[BEGIN]

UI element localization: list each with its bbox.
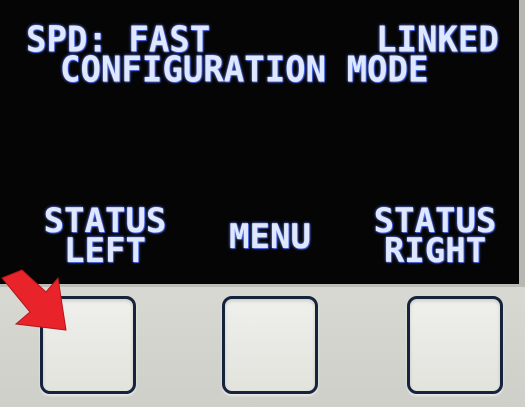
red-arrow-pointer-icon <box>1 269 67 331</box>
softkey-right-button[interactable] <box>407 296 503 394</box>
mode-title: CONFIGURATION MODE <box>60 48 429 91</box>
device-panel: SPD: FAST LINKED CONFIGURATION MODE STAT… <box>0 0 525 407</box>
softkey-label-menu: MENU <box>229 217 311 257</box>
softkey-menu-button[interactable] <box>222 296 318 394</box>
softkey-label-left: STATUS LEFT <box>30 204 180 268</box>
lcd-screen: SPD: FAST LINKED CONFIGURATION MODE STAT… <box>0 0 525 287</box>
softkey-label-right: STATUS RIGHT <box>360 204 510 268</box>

[END]

Reproduce every line of the material above word for word, leaving out the picture.

SOLUTION TO THE EXERCISE:
UI element localization: list each with its bbox.
red-arrow-pointer-icon <box>1 269 67 331</box>
softkey-right-button[interactable] <box>407 296 503 394</box>
mode-title: CONFIGURATION MODE <box>60 48 429 91</box>
device-panel: SPD: FAST LINKED CONFIGURATION MODE STAT… <box>0 0 525 407</box>
softkey-label-menu: MENU <box>229 217 311 257</box>
softkey-menu-button[interactable] <box>222 296 318 394</box>
softkey-label-left: STATUS LEFT <box>30 204 180 268</box>
lcd-screen: SPD: FAST LINKED CONFIGURATION MODE STAT… <box>0 0 525 287</box>
softkey-label-right: STATUS RIGHT <box>360 204 510 268</box>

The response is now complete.